SHORT PROBLEM: Output every line below without omitting or altering anything.

PROVIDED DATA:
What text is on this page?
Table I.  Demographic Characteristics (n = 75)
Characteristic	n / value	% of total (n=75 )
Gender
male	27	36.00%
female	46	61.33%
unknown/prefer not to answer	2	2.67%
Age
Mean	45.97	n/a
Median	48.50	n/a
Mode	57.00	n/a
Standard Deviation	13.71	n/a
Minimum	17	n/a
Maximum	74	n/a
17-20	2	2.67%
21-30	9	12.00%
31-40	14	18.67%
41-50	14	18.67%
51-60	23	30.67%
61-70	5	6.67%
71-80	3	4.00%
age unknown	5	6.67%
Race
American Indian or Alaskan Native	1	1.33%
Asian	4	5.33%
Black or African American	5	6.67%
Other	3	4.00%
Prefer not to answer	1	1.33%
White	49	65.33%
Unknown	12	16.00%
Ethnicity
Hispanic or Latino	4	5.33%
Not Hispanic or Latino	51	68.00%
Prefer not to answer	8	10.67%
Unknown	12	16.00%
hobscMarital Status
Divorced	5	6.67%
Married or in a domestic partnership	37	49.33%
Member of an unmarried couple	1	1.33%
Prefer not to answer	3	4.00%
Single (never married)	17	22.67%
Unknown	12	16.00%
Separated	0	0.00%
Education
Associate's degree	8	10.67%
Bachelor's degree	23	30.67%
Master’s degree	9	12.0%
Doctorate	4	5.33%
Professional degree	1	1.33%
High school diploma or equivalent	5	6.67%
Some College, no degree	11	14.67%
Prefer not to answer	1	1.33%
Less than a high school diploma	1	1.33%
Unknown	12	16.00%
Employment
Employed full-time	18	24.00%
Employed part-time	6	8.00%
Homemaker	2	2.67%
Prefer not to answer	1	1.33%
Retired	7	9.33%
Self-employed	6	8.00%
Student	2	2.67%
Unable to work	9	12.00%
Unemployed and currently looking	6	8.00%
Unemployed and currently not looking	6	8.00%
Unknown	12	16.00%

COMPLETED TASK:
What text is on this page?
Table I.  Demographic Characteristics (n = 75)
Characteristic	n / value	% of total (n=75 )
Gender
male	27	36.00%
female	46	61.33%
unknown/prefer not to answer	2	2.67%
Age
Mean	45.97	n/a
Median	48.50	n/a
Mode	57.00	n/a
Standard Deviation	13.71	n/a
Minimum	17	n/a
Maximum	74	n/a
17-20	2	2.67%
21-30	9	12.00%
31-40	14	18.67%
41-50	14	18.67%
51-60	23	30.67%
61-70	5	6.67%
71-80	3	4.00%
age unknown	5	6.67%
Race
American Indian or Alaskan Native	1	1.33%
Asian	4	5.33%
Black or African American	5	6.67%
Other	3	4.00%
Prefer not to answer	1	1.33%
White	49	65.33%
Unknown	12	16.00%
Ethnicity
Hispanic or Latino	4	5.33%
Not Hispanic or Latino	51	68.00%
Prefer not to answer	8	10.67%
Unknown	12	16.00%
hobscMarital Status
Divorced	5	6.67%
Married or in a domestic partnership	37	49.33%
Member of an unmarried couple	1	1.33%
Prefer not to answer	3	4.00%
Single (never married)	17	22.67%
Unknown	12	16.00%
Separated	0	0.00%
Education
Associate's degree	8	10.67%
Bachelor's degree	23	30.67%
Master’s degree	9	12.0%
Doctorate	4	5.33%
Professional degree	1	1.33%
High school diploma or equivalent	5	6.67%
Some College, no degree	11	14.67%
Prefer not to answer	1	1.33%
Less than a high school diploma	1	1.33%
Unknown	12	16.00%
Employment
Employed full-time	18	24.00%
Employed part-time	6	8.00%
Homemaker	2	2.67%
Prefer not to answer	1	1.33%
Retired	7	9.33%
Self-employed	6	8.00%
Student	2	2.67%
Unable to work	9	12.00%
Unemployed and currently looking	6	8.00%
Unemployed and currently not looking	6	8.00%
Unknown	12	16.00%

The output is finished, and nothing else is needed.